_Trecho apresentado_.
• • • • •
A prioridade dada às exportações leva os produtores brasileiros a focar em itens de alta demanda internacional, como soja, milho e cana-de-açúcar.

A área cultivada com essas culturas expandiu de 41,93 milhões de hectares em 2006 para 79,30 milhões em 2025, uma área maior que o território da Alemanha (35,7 milhões de hectares).

No mesmo período, a área destinada ao cultivo de arroz, feijão, batata, trigo, mandioca, tomate e banana encolheu de 10,22 milhões de hectares para 6,41 milhões. Para se ter uma ideia, o estado da Paraíba tem uma área de 5,64 milhões de hectares.

Insumos com custos elevados

Outro fator apontado como causa do encarecimento recorrente dos alimentos é o custo dos insumos agrícolas, como fertilizantes, defensivos, colheitadeiras e outras máquinas.
• • • • •
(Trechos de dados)
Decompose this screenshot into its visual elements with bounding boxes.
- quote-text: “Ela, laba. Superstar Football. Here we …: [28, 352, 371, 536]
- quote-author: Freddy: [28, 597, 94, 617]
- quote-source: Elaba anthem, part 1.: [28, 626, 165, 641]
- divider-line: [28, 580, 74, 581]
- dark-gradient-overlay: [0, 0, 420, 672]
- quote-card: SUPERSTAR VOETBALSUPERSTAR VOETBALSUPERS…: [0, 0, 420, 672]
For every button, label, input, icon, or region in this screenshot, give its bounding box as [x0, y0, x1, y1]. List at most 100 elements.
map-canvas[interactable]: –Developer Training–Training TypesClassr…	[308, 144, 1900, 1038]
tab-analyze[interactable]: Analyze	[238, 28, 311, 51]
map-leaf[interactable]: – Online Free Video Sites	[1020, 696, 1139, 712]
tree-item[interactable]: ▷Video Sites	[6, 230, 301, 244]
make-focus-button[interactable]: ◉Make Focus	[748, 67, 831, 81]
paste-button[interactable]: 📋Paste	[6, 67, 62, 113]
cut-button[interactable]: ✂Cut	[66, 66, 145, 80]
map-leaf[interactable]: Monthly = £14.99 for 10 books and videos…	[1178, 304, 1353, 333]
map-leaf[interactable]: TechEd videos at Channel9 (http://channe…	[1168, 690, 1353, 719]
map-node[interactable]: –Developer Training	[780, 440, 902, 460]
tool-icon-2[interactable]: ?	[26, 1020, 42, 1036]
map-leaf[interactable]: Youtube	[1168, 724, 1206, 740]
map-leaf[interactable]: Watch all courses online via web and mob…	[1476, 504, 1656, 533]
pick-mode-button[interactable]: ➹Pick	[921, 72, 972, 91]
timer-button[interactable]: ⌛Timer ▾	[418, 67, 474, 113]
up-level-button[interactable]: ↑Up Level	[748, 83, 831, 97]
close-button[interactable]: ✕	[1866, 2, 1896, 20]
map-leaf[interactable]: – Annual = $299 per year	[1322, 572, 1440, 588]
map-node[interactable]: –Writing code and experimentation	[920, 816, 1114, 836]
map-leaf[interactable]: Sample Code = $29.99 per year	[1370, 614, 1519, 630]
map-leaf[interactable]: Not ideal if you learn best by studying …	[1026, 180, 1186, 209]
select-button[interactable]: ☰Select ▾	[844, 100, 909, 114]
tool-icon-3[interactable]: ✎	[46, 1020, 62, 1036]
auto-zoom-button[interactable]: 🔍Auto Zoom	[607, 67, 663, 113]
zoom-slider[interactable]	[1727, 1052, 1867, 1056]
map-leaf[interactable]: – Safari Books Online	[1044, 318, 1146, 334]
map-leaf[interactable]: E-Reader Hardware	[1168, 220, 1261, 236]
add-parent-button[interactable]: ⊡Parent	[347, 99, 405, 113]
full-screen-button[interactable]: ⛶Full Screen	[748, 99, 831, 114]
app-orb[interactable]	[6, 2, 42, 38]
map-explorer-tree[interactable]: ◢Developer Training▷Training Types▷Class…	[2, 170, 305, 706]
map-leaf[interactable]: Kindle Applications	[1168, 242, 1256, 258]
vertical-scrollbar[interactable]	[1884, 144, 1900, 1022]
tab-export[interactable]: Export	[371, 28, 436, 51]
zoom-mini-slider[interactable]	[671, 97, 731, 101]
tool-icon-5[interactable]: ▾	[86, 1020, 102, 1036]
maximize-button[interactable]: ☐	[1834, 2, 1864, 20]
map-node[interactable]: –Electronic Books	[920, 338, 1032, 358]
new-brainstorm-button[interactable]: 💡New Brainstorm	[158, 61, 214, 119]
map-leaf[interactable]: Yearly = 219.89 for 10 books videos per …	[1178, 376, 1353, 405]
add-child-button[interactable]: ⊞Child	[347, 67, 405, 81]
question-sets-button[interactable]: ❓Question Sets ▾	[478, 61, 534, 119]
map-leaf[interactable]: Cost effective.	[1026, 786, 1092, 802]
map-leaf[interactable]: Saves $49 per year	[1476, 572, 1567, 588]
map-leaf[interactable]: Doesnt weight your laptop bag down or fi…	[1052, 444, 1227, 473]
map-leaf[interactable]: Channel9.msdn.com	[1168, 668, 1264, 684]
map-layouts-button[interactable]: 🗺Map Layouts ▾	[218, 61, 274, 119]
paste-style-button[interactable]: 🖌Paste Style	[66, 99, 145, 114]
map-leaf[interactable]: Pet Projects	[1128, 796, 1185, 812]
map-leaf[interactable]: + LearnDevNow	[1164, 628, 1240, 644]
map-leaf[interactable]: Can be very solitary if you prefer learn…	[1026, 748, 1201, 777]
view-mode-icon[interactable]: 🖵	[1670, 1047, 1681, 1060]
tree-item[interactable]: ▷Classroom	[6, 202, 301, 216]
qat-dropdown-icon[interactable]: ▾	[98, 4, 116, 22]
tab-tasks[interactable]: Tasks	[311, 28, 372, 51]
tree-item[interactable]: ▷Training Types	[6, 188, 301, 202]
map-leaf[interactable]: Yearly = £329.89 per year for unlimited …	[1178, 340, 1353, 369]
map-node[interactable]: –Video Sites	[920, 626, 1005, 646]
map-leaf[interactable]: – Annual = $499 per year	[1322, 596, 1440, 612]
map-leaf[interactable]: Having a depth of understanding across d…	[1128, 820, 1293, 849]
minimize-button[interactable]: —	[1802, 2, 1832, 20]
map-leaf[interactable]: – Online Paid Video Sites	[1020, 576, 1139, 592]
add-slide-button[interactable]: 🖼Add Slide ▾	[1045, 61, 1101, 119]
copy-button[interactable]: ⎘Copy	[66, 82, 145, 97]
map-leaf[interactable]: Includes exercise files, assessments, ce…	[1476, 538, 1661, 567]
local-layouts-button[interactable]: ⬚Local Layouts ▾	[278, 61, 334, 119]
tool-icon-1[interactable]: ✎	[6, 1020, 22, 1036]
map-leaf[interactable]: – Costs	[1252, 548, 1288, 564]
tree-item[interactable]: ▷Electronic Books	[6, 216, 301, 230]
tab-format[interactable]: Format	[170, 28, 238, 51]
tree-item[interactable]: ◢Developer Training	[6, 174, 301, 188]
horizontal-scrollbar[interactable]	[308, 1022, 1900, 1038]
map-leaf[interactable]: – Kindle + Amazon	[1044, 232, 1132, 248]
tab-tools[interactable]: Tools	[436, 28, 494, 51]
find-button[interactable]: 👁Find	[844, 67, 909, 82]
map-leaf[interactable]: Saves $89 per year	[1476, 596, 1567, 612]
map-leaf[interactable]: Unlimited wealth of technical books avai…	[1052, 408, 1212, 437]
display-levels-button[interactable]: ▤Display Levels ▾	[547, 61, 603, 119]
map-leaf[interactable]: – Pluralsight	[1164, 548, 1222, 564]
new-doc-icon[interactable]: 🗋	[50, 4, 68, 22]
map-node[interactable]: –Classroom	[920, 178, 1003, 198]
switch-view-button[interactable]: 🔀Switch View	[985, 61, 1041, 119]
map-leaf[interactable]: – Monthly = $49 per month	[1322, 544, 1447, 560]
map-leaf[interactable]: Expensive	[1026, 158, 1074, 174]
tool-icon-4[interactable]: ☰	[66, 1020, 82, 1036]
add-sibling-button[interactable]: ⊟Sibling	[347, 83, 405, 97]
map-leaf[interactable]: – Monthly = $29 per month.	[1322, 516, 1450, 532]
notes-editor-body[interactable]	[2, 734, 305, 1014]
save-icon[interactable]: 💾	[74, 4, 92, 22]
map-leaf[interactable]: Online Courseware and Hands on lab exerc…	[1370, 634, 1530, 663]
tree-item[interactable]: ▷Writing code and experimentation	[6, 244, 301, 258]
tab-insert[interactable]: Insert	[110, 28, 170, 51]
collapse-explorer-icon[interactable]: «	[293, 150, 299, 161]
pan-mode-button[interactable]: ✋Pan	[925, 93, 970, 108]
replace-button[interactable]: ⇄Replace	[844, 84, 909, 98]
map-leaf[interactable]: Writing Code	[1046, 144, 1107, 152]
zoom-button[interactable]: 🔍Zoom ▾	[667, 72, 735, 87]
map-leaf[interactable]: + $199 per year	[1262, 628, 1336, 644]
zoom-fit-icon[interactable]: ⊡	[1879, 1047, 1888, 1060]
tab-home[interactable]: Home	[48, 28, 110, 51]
• • • • •
_O que fazer_.
- A) Segundo o texto sobre a agricultura brasileira, qual era, em 2025, a área cultivada com soja, milho e cana-de-açúcar?
- B) Devolva, do texto sobre a agricultura brasileira, tudo o que vai desde "Outro fator apontado" até "e outras máquinas.", sem nenhuma alteração.

_Respostas esperadas_.
- A) 79,30 milhões de hectares.

- B)
Outro fator apontado como causa do encarecimento recorrente dos alimentos é o custo dos insumos agrícolas, como fertilizantes, defensivos, colheitadeiras e outras máquinas.